* Records from a data source:
^^^^^^^^
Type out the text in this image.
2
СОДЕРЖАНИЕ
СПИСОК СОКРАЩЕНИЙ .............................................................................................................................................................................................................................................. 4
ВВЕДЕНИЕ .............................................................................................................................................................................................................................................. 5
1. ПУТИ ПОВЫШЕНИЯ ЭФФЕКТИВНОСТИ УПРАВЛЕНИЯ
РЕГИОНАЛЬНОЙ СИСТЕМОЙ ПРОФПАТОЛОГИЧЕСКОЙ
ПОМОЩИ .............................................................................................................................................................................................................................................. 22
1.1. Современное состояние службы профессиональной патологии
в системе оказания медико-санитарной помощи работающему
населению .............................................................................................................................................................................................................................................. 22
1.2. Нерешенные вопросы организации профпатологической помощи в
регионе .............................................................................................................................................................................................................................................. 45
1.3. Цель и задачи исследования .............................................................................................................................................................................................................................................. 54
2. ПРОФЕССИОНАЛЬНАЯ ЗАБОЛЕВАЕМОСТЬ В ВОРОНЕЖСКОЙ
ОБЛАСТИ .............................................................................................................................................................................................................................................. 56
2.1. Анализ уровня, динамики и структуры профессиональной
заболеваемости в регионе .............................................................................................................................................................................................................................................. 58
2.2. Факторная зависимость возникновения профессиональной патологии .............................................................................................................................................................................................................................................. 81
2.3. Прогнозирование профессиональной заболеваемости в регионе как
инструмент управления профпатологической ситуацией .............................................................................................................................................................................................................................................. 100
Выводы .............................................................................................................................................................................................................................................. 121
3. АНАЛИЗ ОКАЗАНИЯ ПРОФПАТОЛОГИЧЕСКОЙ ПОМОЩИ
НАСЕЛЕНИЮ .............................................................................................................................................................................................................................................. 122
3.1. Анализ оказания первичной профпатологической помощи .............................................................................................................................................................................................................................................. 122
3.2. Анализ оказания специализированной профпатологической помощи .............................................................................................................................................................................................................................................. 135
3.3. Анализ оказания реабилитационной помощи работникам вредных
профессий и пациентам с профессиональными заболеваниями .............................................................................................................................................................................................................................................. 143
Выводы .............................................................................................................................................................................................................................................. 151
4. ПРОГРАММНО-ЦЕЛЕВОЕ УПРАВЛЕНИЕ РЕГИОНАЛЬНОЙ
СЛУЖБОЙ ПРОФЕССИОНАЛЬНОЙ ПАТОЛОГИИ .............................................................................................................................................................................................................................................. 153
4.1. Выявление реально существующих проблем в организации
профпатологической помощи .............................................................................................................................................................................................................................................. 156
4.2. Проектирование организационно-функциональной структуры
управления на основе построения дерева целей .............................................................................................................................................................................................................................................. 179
^^^^^^^^
* What is needed: Make an exact copy of the data above.

* Response to the exercise:
Type out the text in this image.
2
СОДЕРЖАНИЕ
СПИСОК СОКРАЩЕНИЙ .............................................................................................................................................................................................................................................. 4
ВВЕДЕНИЕ .............................................................................................................................................................................................................................................. 5
1. ПУТИ ПОВЫШЕНИЯ ЭФФЕКТИВНОСТИ УПРАВЛЕНИЯ
РЕГИОНАЛЬНОЙ СИСТЕМОЙ ПРОФПАТОЛОГИЧЕСКОЙ
ПОМОЩИ .............................................................................................................................................................................................................................................. 22
1.1. Современное состояние службы профессиональной патологии
в системе оказания медико-санитарной помощи работающему
населению .............................................................................................................................................................................................................................................. 22
1.2. Нерешенные вопросы организации профпатологической помощи в
регионе .............................................................................................................................................................................................................................................. 45
1.3. Цель и задачи исследования .............................................................................................................................................................................................................................................. 54
2. ПРОФЕССИОНАЛЬНАЯ ЗАБОЛЕВАЕМОСТЬ В ВОРОНЕЖСКОЙ
ОБЛАСТИ .............................................................................................................................................................................................................................................. 56
2.1. Анализ уровня, динамики и структуры профессиональной
заболеваемости в регионе .............................................................................................................................................................................................................................................. 58
2.2. Факторная зависимость возникновения профессиональной патологии .............................................................................................................................................................................................................................................. 81
2.3. Прогнозирование профессиональной заболеваемости в регионе как
инструмент управления профпатологической ситуацией .............................................................................................................................................................................................................................................. 100
Выводы .............................................................................................................................................................................................................................................. 121
3. АНАЛИЗ ОКАЗАНИЯ ПРОФПАТОЛОГИЧЕСКОЙ ПОМОЩИ
НАСЕЛЕНИЮ .............................................................................................................................................................................................................................................. 122
3.1. Анализ оказания первичной профпатологической помощи .............................................................................................................................................................................................................................................. 122
3.2. Анализ оказания специализированной профпатологической помощи .............................................................................................................................................................................................................................................. 135
3.3. Анализ оказания реабилитационной помощи работникам вредных
профессий и пациентам с профессиональными заболеваниями .............................................................................................................................................................................................................................................. 143
Выводы .............................................................................................................................................................................................................................................. 151
4. ПРОГРАММНО-ЦЕЛЕВОЕ УПРАВЛЕНИЕ РЕГИОНАЛЬНОЙ
СЛУЖБОЙ ПРОФЕССИОНАЛЬНОЙ ПАТОЛОГИИ .............................................................................................................................................................................................................................................. 153
4.1. Выявление реально существующих проблем в организации
профпатологической помощи .............................................................................................................................................................................................................................................. 156
4.2. Проектирование организационно-функциональной структуры
управления на основе построения дерева целей .............................................................................................................................................................................................................................................. 179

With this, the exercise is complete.